Among Silko’s other works are Storyteller (1981), a collection of stories and poems; Almanac of the Dead (1991), a blistering, apocalyptic epic of North American minority, marginal, and underworld figures and their struggles for power; and Gardens in the Dunes (1999), which takes place around the turn of the twentieth century and explores the Ghost Dance and the cultural dismay of a young Laguna girl as she is taken in by a well-to-do white couple. Despite their often dark and disturbing qualities, all of Silko’s works address the possibility of renewal or regeneration, particularly of American Indian cultures, values, and ways of life. This hope always rests in part with developing a nurturing and respectful relationship with the landscape of the Southwest. Place is never merely a “setting” in the Western sense; rather, it is inextricable from the life, values, and culture of a people—and their stories. The Laguna are a matrifocal community, and this worldview infuses Silko’s work, which often retells female-centered myths around the figures of Yellow Woman and Thought/Spider Woman. Silko has said, “[Storytelling] is a way of interacting … a whole way of seeing yourself, the people around you, your life, the place of your life in the bigger context, not just in terms of nature and location but in terms of what has gone on before, what’s happened to other people. It’s a whole way of life.”

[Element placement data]
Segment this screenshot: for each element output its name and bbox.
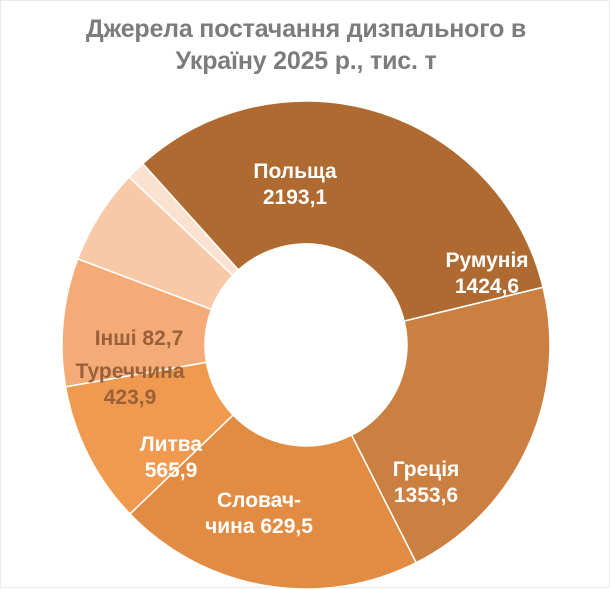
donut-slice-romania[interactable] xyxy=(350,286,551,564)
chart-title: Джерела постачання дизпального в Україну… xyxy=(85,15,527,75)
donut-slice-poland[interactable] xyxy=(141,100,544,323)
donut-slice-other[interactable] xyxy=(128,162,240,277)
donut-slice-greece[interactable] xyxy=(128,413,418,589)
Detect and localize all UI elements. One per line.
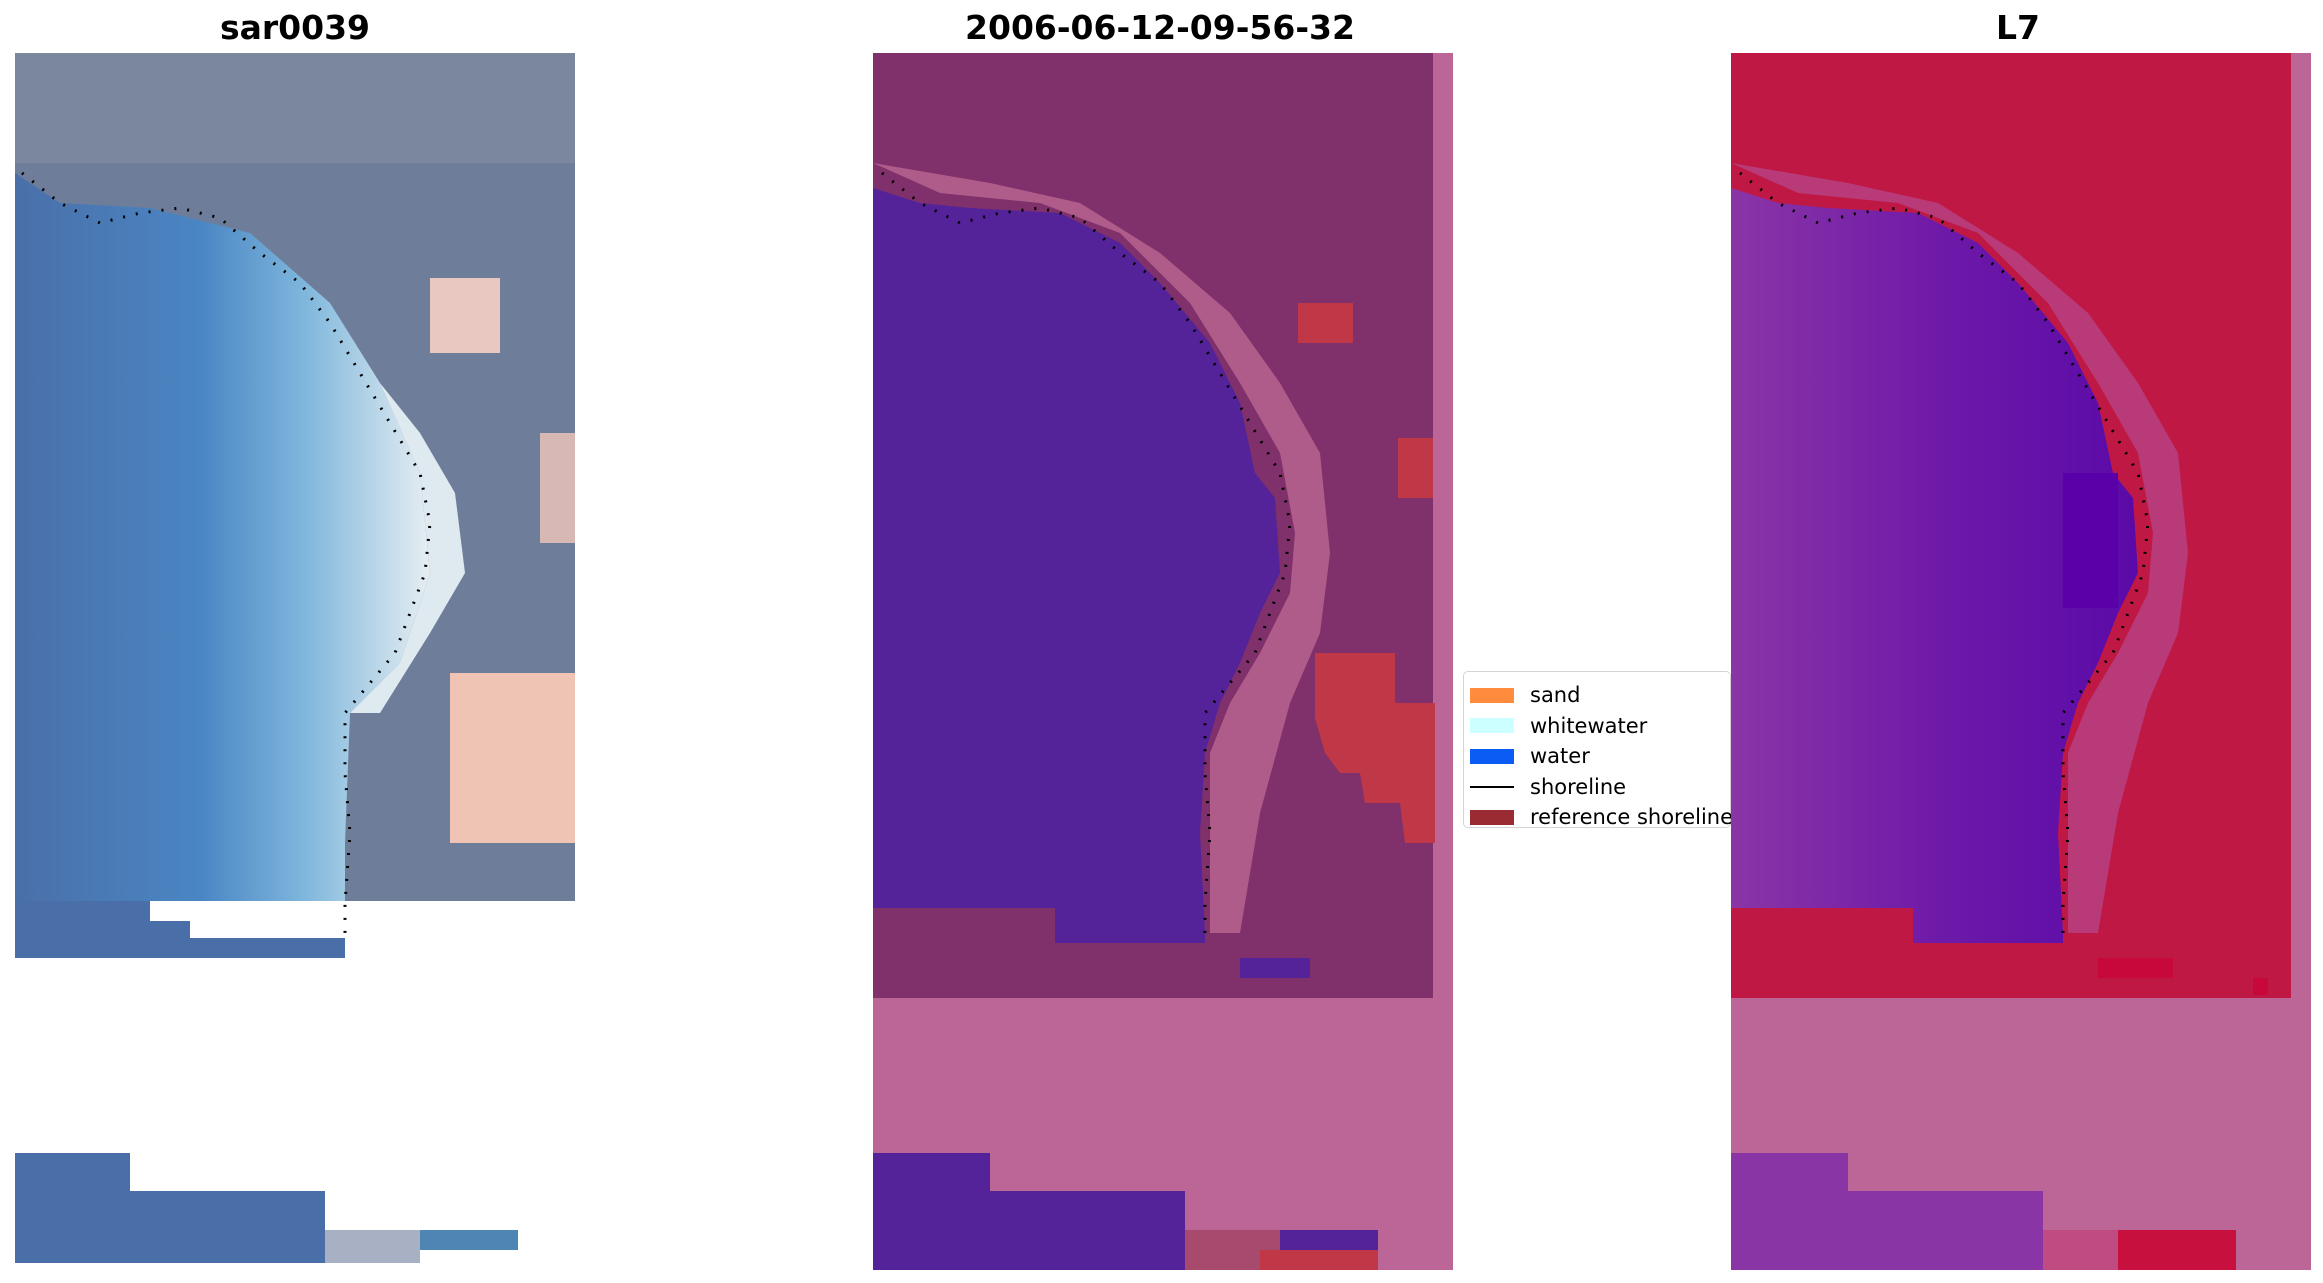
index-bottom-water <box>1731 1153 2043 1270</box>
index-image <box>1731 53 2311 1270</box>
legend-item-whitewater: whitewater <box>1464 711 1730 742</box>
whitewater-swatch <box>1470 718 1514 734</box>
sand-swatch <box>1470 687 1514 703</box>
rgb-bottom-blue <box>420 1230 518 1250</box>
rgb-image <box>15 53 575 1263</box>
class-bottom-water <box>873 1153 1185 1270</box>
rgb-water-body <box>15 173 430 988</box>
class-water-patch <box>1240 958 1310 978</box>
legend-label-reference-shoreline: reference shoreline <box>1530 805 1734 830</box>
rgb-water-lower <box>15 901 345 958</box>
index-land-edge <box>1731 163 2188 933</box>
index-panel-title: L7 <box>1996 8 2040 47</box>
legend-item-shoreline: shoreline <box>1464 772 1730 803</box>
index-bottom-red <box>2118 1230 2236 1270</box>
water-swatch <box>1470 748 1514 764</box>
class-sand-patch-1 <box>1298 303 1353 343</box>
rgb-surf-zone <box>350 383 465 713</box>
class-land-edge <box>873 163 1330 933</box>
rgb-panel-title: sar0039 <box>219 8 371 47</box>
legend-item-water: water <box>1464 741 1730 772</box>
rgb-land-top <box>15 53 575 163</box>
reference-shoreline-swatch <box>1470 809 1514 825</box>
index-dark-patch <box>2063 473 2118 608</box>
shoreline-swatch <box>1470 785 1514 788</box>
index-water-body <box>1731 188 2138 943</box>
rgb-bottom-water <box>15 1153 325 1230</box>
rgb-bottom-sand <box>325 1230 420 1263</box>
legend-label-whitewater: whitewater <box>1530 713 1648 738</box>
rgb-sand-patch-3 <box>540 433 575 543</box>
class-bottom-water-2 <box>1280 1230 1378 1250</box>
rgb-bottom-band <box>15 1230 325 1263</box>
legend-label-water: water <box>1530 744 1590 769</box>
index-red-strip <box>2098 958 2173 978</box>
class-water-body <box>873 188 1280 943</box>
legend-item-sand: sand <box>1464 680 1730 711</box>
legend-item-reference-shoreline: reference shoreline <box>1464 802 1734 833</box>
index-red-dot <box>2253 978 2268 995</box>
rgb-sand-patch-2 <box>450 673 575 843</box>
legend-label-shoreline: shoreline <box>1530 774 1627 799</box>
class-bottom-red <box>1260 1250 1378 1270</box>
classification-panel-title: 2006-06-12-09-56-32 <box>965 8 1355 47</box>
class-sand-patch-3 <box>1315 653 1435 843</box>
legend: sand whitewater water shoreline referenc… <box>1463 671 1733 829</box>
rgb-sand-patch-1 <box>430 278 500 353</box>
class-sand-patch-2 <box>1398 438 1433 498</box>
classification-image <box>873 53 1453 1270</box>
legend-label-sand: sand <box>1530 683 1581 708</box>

==

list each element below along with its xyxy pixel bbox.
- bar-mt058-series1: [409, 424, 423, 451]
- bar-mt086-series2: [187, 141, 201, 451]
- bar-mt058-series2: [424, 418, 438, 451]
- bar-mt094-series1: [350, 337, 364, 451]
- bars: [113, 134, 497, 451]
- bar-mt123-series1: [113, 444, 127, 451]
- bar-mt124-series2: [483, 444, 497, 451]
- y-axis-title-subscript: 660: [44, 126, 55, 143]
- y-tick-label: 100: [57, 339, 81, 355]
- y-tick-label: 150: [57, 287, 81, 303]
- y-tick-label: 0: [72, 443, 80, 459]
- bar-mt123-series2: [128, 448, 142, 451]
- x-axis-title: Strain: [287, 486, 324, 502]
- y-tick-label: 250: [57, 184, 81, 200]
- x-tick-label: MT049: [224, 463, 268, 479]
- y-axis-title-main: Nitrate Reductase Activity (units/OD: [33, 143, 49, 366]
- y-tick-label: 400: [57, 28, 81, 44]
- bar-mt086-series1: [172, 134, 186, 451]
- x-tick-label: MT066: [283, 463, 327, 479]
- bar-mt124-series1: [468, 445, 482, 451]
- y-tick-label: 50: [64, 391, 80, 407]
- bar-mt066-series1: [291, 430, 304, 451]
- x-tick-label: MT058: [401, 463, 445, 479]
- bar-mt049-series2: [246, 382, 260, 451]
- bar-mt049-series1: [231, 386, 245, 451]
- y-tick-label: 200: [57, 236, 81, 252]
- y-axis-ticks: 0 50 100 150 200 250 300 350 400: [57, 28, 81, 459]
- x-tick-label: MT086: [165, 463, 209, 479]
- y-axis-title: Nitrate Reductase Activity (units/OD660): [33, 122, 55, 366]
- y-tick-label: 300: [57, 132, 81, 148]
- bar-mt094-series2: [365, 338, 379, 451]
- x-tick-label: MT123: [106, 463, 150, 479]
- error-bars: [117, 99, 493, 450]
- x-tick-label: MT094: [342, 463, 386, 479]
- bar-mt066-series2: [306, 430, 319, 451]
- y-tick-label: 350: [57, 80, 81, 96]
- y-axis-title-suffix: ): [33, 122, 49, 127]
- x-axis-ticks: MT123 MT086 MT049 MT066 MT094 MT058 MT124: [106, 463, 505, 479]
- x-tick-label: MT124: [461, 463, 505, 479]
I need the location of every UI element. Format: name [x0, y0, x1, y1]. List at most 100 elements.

### EXERCISE TASKS
a – Copy word for word the lines of the records from the line with "index-bottom-water <box>1731 1153" to the line with "legend-item-sand: sand <box>1464", including both of those lines.
b – Continue the passage on Silko's works from where it stops.

### THE ANSWERS
a –
index-bottom-water <box>1731 1153 2043 1270</box>
index-image <box>1731 53 2311 1270</box>
legend-item-whitewater: whitewater <box>1464 711 1730 742</box>
whitewater-swatch <box>1470 718 1514 734</box>
sand-swatch <box>1470 687 1514 703</box>
rgb-bottom-blue <box>420 1230 518 1250</box>
rgb-image <box>15 53 575 1263</box>
class-bottom-water <box>873 1153 1185 1270</box>
rgb-water-body <box>15 173 430 988</box>
class-water-patch <box>1240 958 1310 978</box>
legend-label-reference-shoreline: reference shoreline <box>1530 805 1734 830</box>
rgb-water-lower <box>15 901 345 958</box>
index-land-edge <box>1731 163 2188 933</box>
index-panel-title: L7 <box>1996 8 2040 47</box>
legend-item-shoreline: shoreline <box>1464 772 1730 803</box>
index-bottom-red <box>2118 1230 2236 1270</box>
water-swatch <box>1470 748 1514 764</box>
class-sand-patch-1 <box>1298 303 1353 343</box>
rgb-surf-zone <box>350 383 465 713</box>
class-land-edge <box>873 163 1330 933</box>
rgb-panel-title: sar0039 <box>219 8 371 47</box>
legend-item-water: water <box>1464 741 1730 772</box>
rgb-land-top <box>15 53 575 163</box>
reference-shoreline-swatch <box>1470 809 1514 825</box>
index-dark-patch <box>2063 473 2118 608</box>
shoreline-swatch <box>1470 785 1514 788</box>
index-water-body <box>1731 188 2138 943</box>
rgb-bottom-water <box>15 1153 325 1230</box>
rgb-bottom-sand <box>325 1230 420 1263</box>
legend-label-whitewater: whitewater <box>1530 713 1648 738</box>
rgb-sand-patch-3 <box>540 433 575 543</box>
class-bottom-water-2 <box>1280 1230 1378 1250</box>
rgb-bottom-band <box>15 1230 325 1263</box>
legend-label-water: water <box>1530 744 1590 769</box>
index-red-strip <box>2098 958 2173 978</box>
class-water-body <box>873 188 1280 943</box>
legend-item-sand: sand <box>1464 680 1730 711</box>

b –
Teaching Tips

  • In her book The Sacred Hoop, author and critic (and cousin of Silko) Paula Gunn Allen makes a rather bold statement about the position of women in American Indian cultures: she argues that “Traditional [American Indian] tribal lifestyles are more often gynocratic [governed by women] than not, and they are never patriarchal.” Other scholars have refuted aspects of this statement (for example, people have argued that the Sioux and other Plains tribes were in fact patriarchal). However, it is clear that Allen’s statement is important for understanding American Indian communities such as the Pueblos that were matrilineal (descended through the maternal line) and/or matrifocal (female-centered). Allen and others have argued that readers should pay attention to the way gender functions in texts by writers from gynocratic communities since gender is constructed differently in such communities than it is in mainstream American culture. As your students read Ceremony, you might want to ask them how gender is being constructed in this novel. How does Tayo compare to traditional European American male icons (e.g., John Wayne) or even to Black Elk? How do the female characters compare to female cultural icons in American culture?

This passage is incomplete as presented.